(Stored dataset items)

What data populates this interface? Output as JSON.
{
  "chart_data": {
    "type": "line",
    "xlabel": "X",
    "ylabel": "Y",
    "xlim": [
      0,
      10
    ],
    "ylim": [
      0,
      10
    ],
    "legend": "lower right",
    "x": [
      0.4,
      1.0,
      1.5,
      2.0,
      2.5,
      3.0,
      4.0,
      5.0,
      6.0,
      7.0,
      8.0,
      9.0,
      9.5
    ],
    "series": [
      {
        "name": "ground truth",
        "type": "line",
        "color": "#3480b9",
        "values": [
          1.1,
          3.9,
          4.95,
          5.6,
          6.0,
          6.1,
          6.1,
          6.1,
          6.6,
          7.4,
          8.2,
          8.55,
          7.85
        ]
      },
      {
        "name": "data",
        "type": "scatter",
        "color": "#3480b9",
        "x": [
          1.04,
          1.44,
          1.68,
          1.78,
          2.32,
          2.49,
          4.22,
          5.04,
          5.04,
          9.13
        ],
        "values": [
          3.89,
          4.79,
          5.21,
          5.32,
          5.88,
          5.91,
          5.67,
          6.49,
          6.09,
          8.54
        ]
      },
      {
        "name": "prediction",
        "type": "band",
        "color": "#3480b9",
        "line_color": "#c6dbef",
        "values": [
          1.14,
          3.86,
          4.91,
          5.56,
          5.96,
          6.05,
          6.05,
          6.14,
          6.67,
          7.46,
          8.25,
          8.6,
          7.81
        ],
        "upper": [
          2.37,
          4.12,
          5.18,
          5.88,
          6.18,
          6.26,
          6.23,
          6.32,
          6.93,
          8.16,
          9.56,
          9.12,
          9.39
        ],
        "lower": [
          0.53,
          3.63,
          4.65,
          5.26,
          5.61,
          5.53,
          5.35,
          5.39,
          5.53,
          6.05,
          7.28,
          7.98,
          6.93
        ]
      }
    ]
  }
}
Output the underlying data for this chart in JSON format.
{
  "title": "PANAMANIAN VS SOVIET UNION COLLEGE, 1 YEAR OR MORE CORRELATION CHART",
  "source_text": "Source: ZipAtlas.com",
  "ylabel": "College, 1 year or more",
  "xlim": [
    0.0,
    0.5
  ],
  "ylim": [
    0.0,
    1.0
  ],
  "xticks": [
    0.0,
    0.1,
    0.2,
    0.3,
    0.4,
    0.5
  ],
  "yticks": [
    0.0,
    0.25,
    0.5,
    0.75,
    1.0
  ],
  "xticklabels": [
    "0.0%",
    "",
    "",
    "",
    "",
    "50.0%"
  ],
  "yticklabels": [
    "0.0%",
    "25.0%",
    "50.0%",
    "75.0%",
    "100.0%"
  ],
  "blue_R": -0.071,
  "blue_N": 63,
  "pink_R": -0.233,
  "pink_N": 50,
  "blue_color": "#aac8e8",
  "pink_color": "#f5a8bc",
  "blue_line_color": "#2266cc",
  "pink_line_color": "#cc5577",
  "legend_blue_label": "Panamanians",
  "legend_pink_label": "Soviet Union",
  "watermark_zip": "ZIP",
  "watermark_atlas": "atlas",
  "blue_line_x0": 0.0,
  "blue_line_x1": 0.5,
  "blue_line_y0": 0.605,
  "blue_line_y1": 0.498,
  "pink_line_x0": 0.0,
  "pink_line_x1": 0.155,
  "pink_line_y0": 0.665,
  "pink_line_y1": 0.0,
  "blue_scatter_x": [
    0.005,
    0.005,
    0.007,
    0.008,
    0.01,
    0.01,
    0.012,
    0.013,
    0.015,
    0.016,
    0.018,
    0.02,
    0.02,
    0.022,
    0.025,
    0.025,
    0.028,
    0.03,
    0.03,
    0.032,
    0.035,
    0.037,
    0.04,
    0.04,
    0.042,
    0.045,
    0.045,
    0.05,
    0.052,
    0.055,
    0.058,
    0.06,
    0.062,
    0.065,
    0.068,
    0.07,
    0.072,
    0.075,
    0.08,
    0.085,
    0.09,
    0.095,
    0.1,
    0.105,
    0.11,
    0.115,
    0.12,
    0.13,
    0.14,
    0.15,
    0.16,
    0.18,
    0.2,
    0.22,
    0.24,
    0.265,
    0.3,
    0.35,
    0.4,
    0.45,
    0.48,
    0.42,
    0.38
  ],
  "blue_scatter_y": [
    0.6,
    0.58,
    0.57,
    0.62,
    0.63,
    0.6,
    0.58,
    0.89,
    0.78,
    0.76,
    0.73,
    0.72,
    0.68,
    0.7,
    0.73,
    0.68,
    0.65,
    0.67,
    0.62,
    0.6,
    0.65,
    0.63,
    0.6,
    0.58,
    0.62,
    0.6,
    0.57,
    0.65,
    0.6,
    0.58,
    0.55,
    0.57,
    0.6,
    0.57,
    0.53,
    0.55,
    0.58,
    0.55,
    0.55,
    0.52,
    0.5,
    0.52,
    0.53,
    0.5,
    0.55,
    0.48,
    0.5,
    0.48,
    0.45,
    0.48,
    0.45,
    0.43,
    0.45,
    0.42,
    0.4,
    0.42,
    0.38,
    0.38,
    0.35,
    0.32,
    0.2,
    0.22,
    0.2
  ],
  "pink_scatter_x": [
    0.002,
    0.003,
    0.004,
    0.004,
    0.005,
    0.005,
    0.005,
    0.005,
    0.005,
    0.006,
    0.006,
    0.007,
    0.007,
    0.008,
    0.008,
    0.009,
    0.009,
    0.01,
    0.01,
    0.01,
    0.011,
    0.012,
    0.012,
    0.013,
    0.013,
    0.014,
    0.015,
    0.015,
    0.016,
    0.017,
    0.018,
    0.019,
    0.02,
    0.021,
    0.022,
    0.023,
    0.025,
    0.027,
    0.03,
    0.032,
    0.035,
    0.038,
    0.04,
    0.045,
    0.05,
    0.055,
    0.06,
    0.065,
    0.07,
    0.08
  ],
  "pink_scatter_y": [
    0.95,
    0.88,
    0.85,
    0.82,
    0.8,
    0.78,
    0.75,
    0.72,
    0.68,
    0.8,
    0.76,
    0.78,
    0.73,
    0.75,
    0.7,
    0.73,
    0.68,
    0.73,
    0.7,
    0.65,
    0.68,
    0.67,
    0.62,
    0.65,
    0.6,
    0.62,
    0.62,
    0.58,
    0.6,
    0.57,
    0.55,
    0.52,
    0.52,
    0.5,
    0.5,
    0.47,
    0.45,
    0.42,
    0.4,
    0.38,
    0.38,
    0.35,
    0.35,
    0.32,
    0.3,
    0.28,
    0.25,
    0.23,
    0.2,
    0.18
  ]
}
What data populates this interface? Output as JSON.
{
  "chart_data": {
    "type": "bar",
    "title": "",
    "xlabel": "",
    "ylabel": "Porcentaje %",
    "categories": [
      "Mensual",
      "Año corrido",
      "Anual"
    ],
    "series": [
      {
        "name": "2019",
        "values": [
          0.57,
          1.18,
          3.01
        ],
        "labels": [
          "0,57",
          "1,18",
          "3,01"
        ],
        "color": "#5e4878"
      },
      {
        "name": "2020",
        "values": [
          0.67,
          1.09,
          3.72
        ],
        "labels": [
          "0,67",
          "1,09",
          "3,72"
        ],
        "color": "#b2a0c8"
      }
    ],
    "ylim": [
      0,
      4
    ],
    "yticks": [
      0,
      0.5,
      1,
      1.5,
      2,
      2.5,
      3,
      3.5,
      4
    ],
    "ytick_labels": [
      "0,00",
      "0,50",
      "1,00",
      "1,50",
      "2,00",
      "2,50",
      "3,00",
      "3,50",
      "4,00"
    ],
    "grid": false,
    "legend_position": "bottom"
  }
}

Exercise directions:
Each line of the material that holds the string "title" counts once; give the total alone.

Written response:
2